• [BRIEF]: Pull every line that holds the word "High" from the entries.

• [PROVIDED DATA]:
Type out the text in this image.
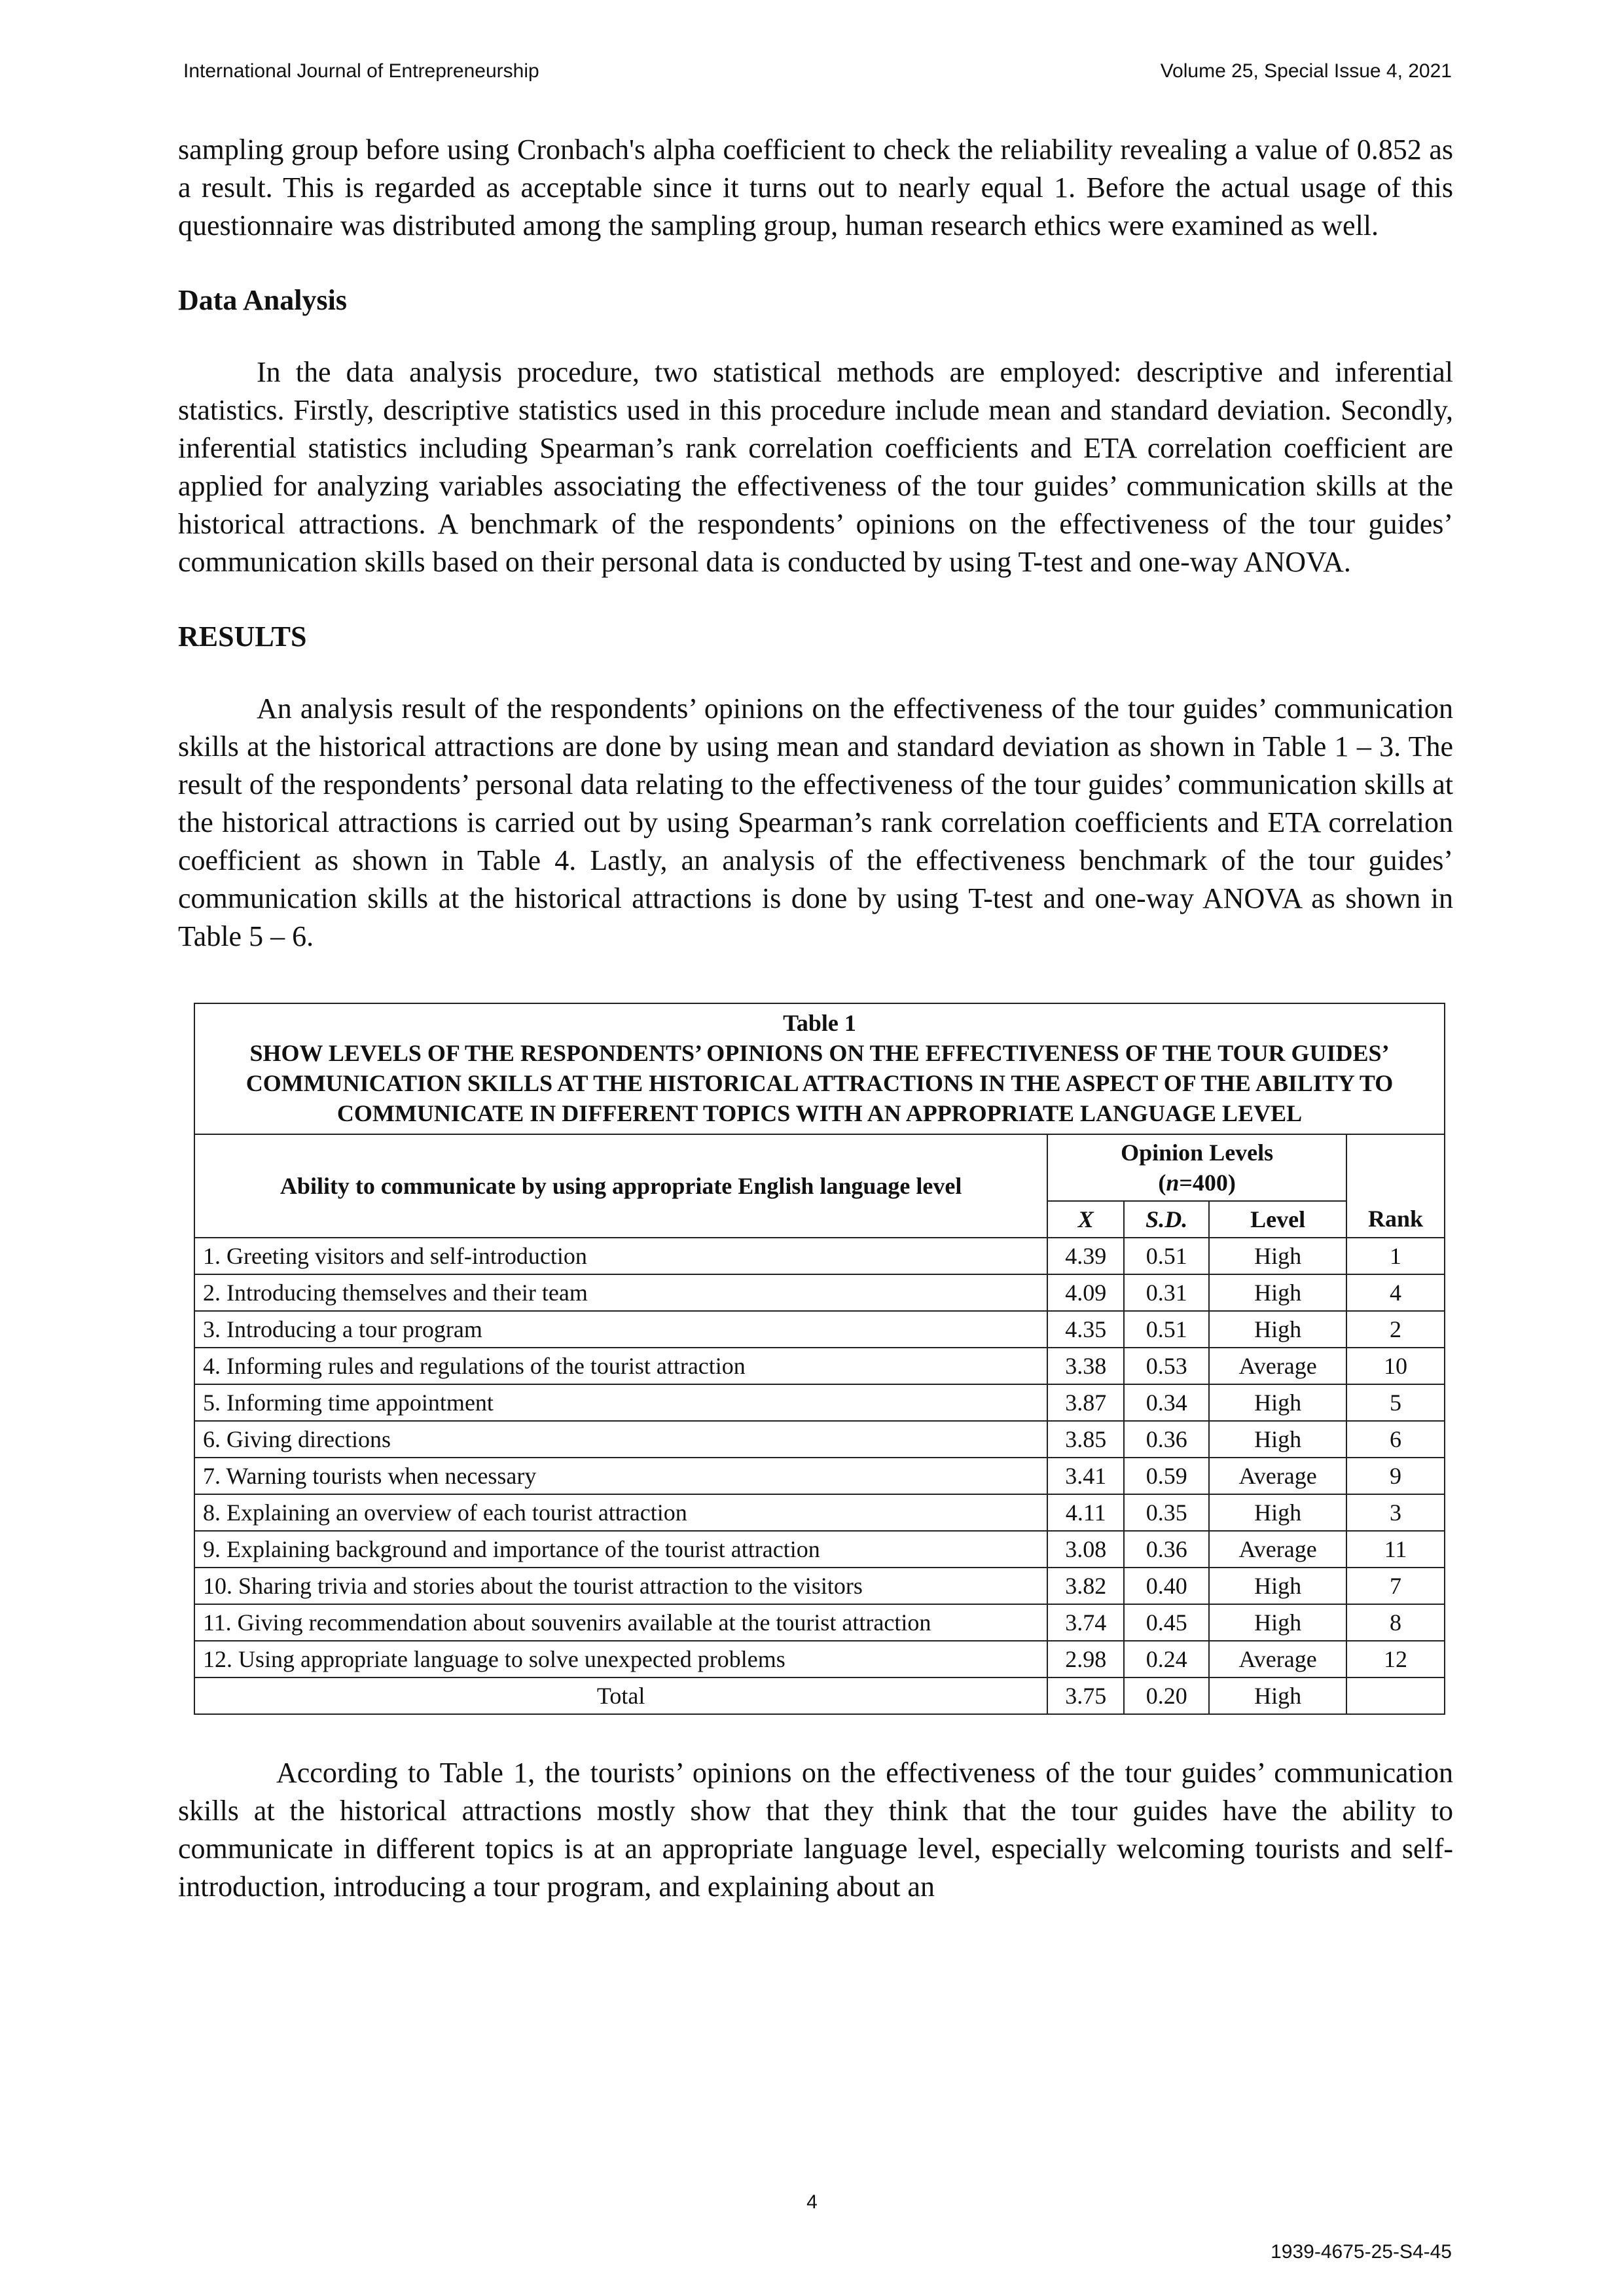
International Journal of Entrepreneurship	Volume 25, Special Issue 4, 2021

sampling group before using Cronbach's alpha coefficient to check the reliability revealing a value of 0.852 as a result. This is regarded as acceptable since it turns out to nearly equal 1. Before the actual usage of this questionnaire was distributed among the sampling group, human research ethics were examined as well.

Data Analysis

In the data analysis procedure, two statistical methods are employed: descriptive and inferential statistics. Firstly, descriptive statistics used in this procedure include mean and standard deviation. Secondly, inferential statistics including Spearman’s rank correlation coefficients and ETA correlation coefficient are applied for analyzing variables associating the effectiveness of the tour guides’ communication skills at the historical attractions. A benchmark of the respondents’ opinions on the effectiveness of the tour guides’ communication skills based on their personal data is conducted by using T-test and one-way ANOVA.

RESULTS

An analysis result of the respondents’ opinions on the effectiveness of the tour guides’ communication skills at the historical attractions are done by using mean and standard deviation as shown in Table 1 – 3. The result of the respondents’ personal data relating to the effectiveness of the tour guides’ communication skills at the historical attractions is carried out by using Spearman’s rank correlation coefficients and ETA correlation coefficient as shown in Table 4. Lastly, an analysis of the effectiveness benchmark of the tour guides’ communication skills at the historical attractions is done by using T-test and one-way ANOVA as shown in Table 5 – 6.

Table 1
SHOW LEVELS OF THE RESPONDENTS’ OPINIONS ON THE EFFECTIVENESS OF THE TOUR GUIDES’ COMMUNICATION SKILLS AT THE HISTORICAL ATTRACTIONS IN THE ASPECT OF THE ABILITY TO COMMUNICATE IN DIFFERENT TOPICS WITH AN APPROPRIATE LANGUAGE LEVEL				

Ability to communicate by using appropriate English language level	Opinion Levels
(n=400)			

	X	S.D.	Level	Rank
1. Greeting visitors and self-introduction	4.39	0.51	High	1
2. Introducing themselves and their team	4.09	0.31	High	4
3. Introducing a tour program	4.35	0.51	High	2
4. Informing rules and regulations of the tourist attraction	3.38	0.53	Average	10
5. Informing time appointment	3.87	0.34	High	5
6. Giving directions	3.85	0.36	High	6
7. Warning tourists when necessary	3.41	0.59	Average	9
8. Explaining an overview of each tourist attraction	4.11	0.35	High	3
9. Explaining background and importance of the tourist attraction	3.08	0.36	Average	11
10. Sharing trivia and stories about the tourist attraction to the visitors	3.82	0.40	High	7
11. Giving recommendation about souvenirs available at the tourist attraction	3.74	0.45	High	8
12. Using appropriate language to solve unexpected problems	2.98	0.24	Average	12
Total	3.75	0.20	High	

According to Table 1, the tourists’ opinions on the effectiveness of the tour guides’ communication skills at the historical attractions mostly show that they think that the tour guides have the ability to communicate in different topics is at an appropriate language level, especially welcoming tourists and self-introduction, introducing a tour program, and explaining about an

4
1939-4675-25-S4-45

• [RIGHT ANSWER]:
1. Greeting visitors and self-introduction	4.39	0.51	High	1
2. Introducing themselves and their team	4.09	0.31	High	4
3. Introducing a tour program	4.35	0.51	High	2
5. Informing time appointment	3.87	0.34	High	5
6. Giving directions	3.85	0.36	High	6
8. Explaining an overview of each tourist attraction	4.11	0.35	High	3
10. Sharing trivia and stories about the tourist attraction to the visitors	3.82	0.40	High	7
11. Giving recommendation about souvenirs available at the tourist attraction	3.74	0.45	High	8
Total	3.75	0.20	High	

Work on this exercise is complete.